Supplied records
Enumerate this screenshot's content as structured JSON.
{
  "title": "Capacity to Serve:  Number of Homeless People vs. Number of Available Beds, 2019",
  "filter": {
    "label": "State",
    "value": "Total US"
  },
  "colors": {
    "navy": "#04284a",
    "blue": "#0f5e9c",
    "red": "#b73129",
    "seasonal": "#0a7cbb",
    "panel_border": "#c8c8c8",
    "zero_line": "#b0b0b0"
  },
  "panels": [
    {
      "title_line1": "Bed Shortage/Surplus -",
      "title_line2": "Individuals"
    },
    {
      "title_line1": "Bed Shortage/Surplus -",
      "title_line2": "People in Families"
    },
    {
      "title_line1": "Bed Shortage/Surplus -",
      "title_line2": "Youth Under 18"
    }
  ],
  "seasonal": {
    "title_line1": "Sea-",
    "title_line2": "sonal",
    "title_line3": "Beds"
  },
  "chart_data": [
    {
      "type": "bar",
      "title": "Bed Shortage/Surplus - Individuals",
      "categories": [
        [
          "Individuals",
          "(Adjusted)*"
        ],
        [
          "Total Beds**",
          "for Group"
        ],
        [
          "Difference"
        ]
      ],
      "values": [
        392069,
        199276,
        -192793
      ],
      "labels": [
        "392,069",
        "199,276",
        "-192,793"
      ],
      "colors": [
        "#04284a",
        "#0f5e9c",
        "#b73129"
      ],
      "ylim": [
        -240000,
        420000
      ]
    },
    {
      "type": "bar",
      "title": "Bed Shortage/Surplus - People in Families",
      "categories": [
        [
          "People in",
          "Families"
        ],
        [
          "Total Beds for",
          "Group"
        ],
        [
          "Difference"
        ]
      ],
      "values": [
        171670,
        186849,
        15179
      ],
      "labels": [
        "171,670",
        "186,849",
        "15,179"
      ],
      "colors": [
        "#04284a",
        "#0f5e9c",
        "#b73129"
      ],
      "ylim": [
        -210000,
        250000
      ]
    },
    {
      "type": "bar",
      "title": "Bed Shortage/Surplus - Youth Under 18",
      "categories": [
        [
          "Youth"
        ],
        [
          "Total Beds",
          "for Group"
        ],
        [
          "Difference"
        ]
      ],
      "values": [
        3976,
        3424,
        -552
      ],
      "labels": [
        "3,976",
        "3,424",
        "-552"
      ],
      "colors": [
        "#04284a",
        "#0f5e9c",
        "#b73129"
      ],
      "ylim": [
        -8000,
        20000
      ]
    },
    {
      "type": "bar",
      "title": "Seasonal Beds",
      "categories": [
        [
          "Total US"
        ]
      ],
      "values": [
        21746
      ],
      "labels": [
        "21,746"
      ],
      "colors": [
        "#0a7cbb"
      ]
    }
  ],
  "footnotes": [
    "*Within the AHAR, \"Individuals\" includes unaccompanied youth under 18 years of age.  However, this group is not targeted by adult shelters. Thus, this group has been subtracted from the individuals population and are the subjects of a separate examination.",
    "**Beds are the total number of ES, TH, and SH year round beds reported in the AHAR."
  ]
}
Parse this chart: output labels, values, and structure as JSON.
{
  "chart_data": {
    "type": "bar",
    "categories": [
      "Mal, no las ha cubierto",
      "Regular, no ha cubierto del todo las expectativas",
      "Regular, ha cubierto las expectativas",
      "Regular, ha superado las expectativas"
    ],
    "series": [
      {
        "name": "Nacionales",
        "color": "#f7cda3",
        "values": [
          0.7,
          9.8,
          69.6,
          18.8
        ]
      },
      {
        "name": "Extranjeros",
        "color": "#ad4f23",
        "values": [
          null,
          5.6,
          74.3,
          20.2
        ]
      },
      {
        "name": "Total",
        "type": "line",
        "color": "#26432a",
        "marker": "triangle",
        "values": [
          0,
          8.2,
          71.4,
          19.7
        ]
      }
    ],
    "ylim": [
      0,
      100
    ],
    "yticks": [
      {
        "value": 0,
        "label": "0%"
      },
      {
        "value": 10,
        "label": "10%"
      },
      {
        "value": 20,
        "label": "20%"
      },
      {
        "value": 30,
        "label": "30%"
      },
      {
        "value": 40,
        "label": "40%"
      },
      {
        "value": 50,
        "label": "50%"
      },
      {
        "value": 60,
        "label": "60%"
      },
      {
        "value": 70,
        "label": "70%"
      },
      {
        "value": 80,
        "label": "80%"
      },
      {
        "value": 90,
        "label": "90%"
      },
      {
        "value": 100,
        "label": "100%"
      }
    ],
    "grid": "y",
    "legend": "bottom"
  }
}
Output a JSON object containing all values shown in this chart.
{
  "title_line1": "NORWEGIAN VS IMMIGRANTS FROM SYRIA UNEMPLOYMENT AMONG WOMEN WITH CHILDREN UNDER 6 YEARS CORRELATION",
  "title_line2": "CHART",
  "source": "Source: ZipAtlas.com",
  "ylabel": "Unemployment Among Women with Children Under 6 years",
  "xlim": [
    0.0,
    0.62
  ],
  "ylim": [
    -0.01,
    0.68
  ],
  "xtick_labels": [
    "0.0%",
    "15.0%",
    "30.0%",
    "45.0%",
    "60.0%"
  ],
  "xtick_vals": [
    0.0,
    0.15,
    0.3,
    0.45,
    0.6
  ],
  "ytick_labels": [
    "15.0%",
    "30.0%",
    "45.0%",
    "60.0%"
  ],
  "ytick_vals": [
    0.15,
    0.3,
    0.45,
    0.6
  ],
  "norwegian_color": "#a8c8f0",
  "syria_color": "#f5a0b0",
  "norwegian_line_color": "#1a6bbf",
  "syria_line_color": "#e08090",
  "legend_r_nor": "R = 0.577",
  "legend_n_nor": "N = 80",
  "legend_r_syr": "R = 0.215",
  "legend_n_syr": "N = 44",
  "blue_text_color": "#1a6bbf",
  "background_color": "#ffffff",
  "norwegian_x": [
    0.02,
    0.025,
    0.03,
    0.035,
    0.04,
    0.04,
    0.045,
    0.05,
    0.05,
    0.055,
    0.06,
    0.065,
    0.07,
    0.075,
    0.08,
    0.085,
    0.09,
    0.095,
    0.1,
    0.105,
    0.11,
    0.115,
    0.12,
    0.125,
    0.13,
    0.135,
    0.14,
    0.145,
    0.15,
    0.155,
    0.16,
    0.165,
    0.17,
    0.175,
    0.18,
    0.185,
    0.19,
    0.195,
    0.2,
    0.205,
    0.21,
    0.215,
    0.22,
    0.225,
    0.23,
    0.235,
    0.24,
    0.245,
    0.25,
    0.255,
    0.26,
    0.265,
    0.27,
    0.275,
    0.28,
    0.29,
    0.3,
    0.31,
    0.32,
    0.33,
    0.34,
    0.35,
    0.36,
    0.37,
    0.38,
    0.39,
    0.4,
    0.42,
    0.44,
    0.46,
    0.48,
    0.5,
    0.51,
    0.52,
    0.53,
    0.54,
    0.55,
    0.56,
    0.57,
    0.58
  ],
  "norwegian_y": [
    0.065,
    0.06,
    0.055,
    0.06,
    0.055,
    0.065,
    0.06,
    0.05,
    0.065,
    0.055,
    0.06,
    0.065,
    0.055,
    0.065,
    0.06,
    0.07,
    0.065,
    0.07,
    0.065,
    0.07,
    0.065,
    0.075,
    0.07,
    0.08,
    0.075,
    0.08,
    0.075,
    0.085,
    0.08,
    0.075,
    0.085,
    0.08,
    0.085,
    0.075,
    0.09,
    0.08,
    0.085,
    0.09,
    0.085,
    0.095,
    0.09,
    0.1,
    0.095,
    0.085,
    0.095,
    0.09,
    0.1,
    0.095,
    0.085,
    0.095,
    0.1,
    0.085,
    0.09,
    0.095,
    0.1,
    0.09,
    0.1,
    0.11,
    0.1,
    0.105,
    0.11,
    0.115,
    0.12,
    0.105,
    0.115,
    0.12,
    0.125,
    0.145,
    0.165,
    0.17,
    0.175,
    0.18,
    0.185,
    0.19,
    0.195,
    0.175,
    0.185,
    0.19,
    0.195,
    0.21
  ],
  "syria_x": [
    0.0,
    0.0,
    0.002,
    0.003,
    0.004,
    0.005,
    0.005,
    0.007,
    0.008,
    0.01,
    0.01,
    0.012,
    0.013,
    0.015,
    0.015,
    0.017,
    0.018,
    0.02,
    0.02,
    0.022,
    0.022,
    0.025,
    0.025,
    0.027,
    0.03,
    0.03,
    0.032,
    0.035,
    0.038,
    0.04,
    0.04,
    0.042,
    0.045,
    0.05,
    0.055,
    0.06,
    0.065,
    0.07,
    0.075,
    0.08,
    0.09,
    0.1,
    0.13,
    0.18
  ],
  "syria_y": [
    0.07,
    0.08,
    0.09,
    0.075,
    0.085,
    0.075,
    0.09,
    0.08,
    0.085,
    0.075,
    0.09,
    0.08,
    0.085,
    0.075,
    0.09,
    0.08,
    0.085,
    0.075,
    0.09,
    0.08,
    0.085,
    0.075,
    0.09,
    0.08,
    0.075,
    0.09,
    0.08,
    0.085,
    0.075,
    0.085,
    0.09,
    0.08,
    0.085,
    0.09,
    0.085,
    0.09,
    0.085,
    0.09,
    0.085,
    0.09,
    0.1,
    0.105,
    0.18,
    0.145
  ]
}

Directions
Check each line of the records above for "Individuals", and copy those that have it.

Full solution
      "title_line2": "Individuals"
      "title": "Bed Shortage/Surplus - Individuals",
          "Individuals",
    "*Within the AHAR, \"Individuals\" includes unaccompanied youth under 18 years of age.  However, this group is not targeted by adult shelters. Thus, this group has been subtracted from the individuals population and are the subjects of a separate examination.",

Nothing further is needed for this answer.